## Given request
Identify every line containing the word "title" and reproduce each one.

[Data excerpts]
###
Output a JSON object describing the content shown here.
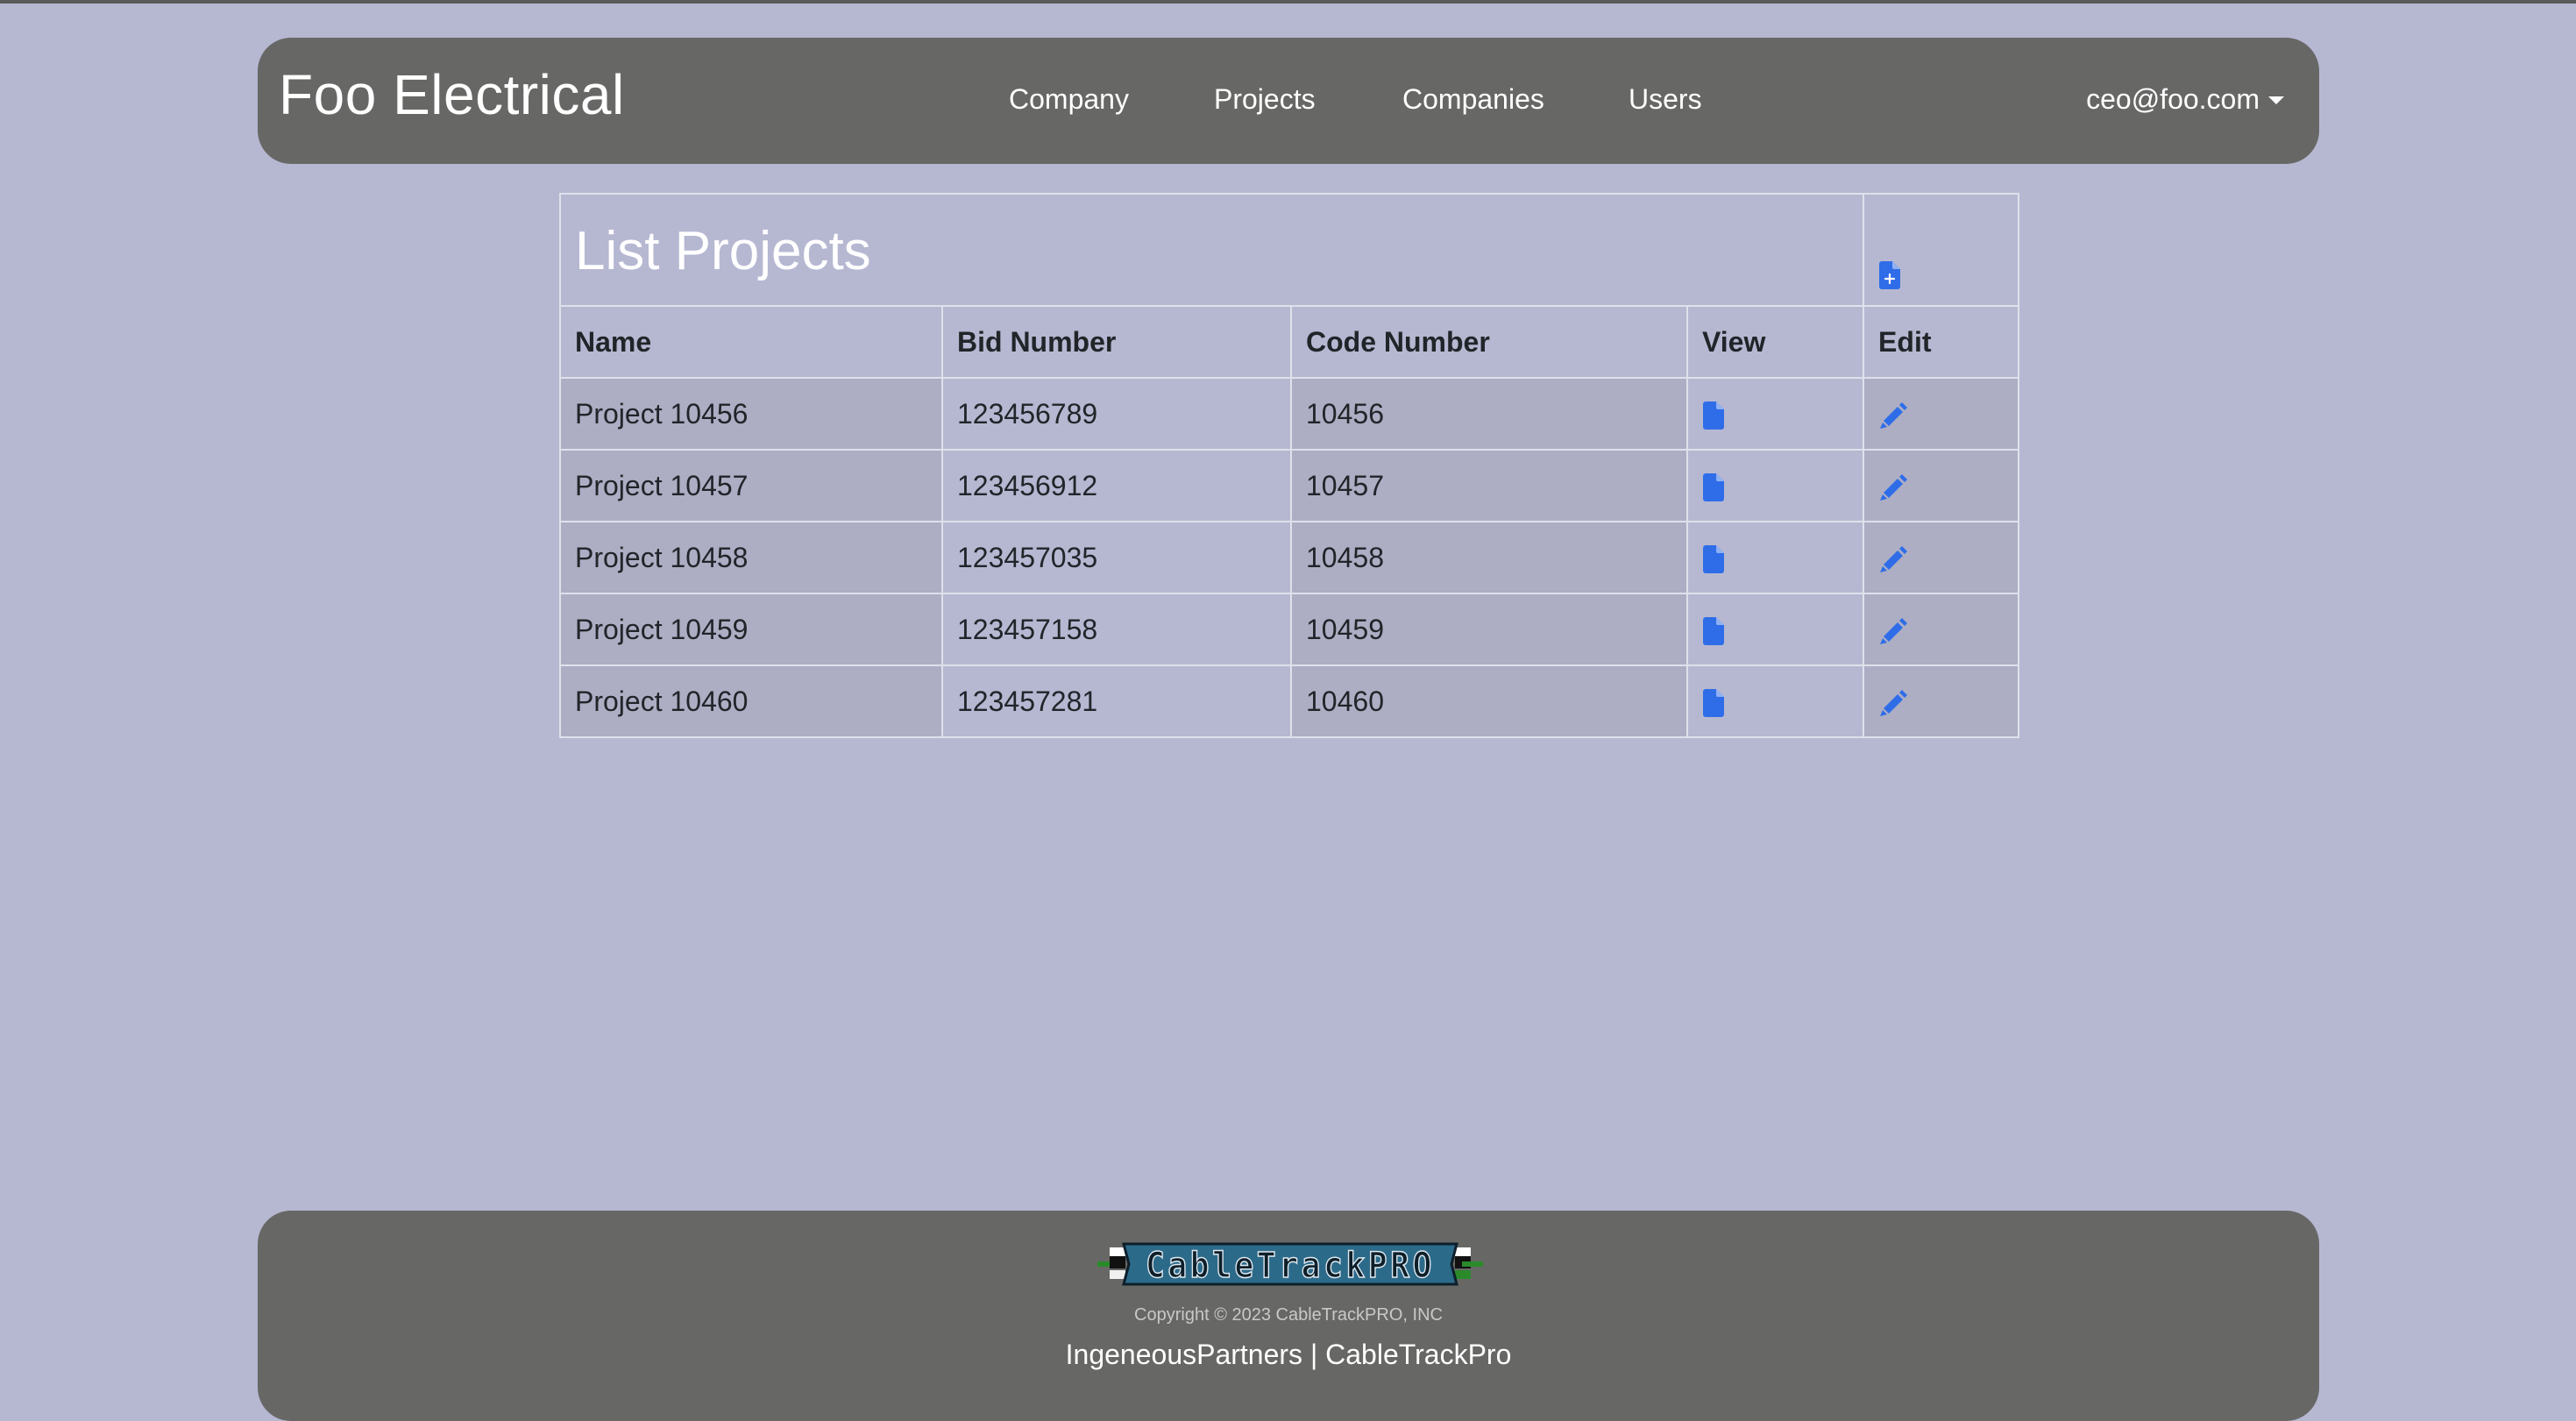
{
  "navbar": {
    "brand": "Foo Electrical",
    "links": [
      "Company",
      "Projects",
      "Companies",
      "Users"
    ],
    "user_email": "ceo@foo.com"
  },
  "page": {
    "title": "List Projects"
  },
  "table": {
    "headers": [
      "Name",
      "Bid Number",
      "Code Number",
      "View",
      "Edit"
    ],
    "rows": [
      {
        "name": "Project 10456",
        "bid": "123456789",
        "code": "10456"
      },
      {
        "name": "Project 10457",
        "bid": "123456912",
        "code": "10457"
      },
      {
        "name": "Project 10458",
        "bid": "123457035",
        "code": "10458"
      },
      {
        "name": "Project 10459",
        "bid": "123457158",
        "code": "10459"
      },
      {
        "name": "Project 10460",
        "bid": "123457281",
        "code": "10460"
      }
    ],
    "icons": {
      "new": "file-plus-icon",
      "view": "file-icon",
      "edit": "pencil-icon"
    }
  },
  "footer": {
    "logo_text": "CableTrackPRO",
    "copyright": "Copyright © 2023 CableTrackPRO, INC",
    "link_1": "IngeneousPartners",
    "separator": "|",
    "link_2": "CableTrackPro"
  },
  "colors": {
    "background": "#b6b8d2",
    "bar": "#676866",
    "icon_blue": "#2f6de8"
  }
}
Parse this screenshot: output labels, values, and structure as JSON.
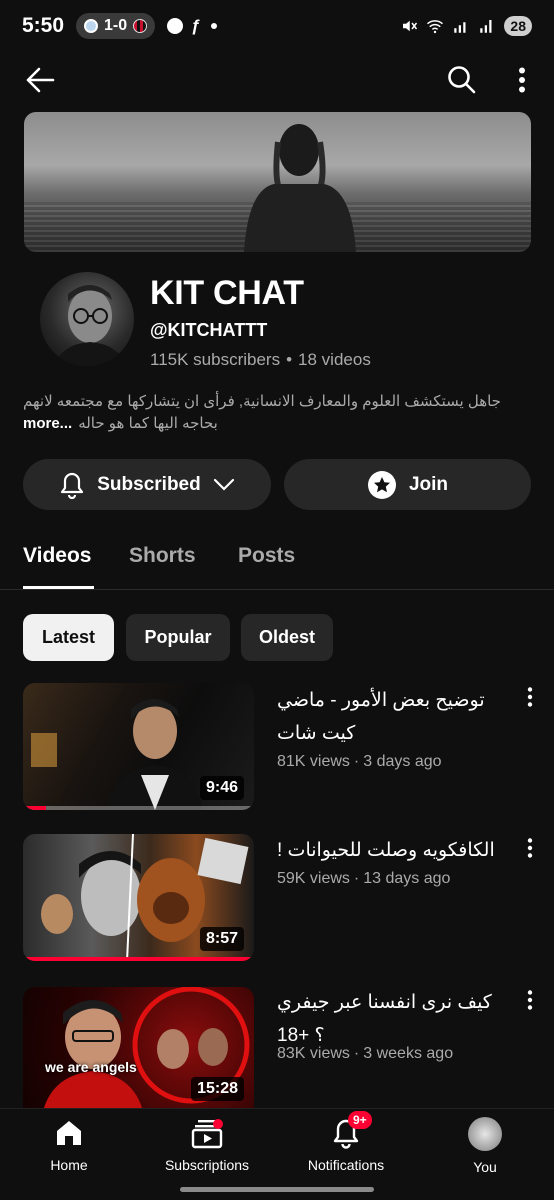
{
  "status_bar": {
    "time": "5:50",
    "score": "1-0",
    "battery": "28"
  },
  "channel": {
    "name": "KIT CHAT",
    "handle": "@KITCHATTT",
    "subscribers": "115K subscribers",
    "separator": "•",
    "videos_count": "18 videos",
    "description_line1": "جاهل يستكشف العلوم والمعارف الانسانية, فرأى ان يتشاركها مع مجتمعه لانهم",
    "description_more": "more...",
    "description_line2": "بحاجه اليها كما هو حاله"
  },
  "actions": {
    "subscribed_label": "Subscribed",
    "join_label": "Join"
  },
  "tabs": [
    {
      "label": "Videos",
      "active": true
    },
    {
      "label": "Shorts",
      "active": false
    },
    {
      "label": "Posts",
      "active": false
    }
  ],
  "chips": [
    {
      "label": "Latest",
      "active": true
    },
    {
      "label": "Popular",
      "active": false
    },
    {
      "label": "Oldest",
      "active": false
    }
  ],
  "videos": [
    {
      "title": "توضيح بعض الأمور - ماضي كيت شات",
      "views": "81K views",
      "separator": "·",
      "age": "3 days ago",
      "duration": "9:46",
      "watched_fraction": 0.1
    },
    {
      "title": "الكافكويه وصلت للحيوانات !",
      "views": "59K views",
      "separator": "·",
      "age": "13 days ago",
      "duration": "8:57",
      "watched_fraction": 1.0
    },
    {
      "title": "كيف نرى انفسنا عبر جيفري ؟ +18",
      "views": "83K views",
      "separator": "·",
      "age": "3 weeks ago",
      "duration": "15:28",
      "thumb_text": "we are angels"
    }
  ],
  "bottom_nav": {
    "home": "Home",
    "subscriptions": "Subscriptions",
    "notifications": "Notifications",
    "notifications_badge": "9+",
    "you": "You"
  },
  "colors": {
    "background": "#0f0f0f",
    "accent_red": "#ff0033",
    "pill_bg": "#272727",
    "secondary_text": "#aaaaaa"
  }
}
###
## Task solution
    "title": "List Projects"
      "title": "توضيح بعض الأمور - ماضي كيت شات",
      "title": "الكافكويه وصلت للحيوانات !",
      "title": "كيف نرى انفسنا عبر جيفري ؟ +18",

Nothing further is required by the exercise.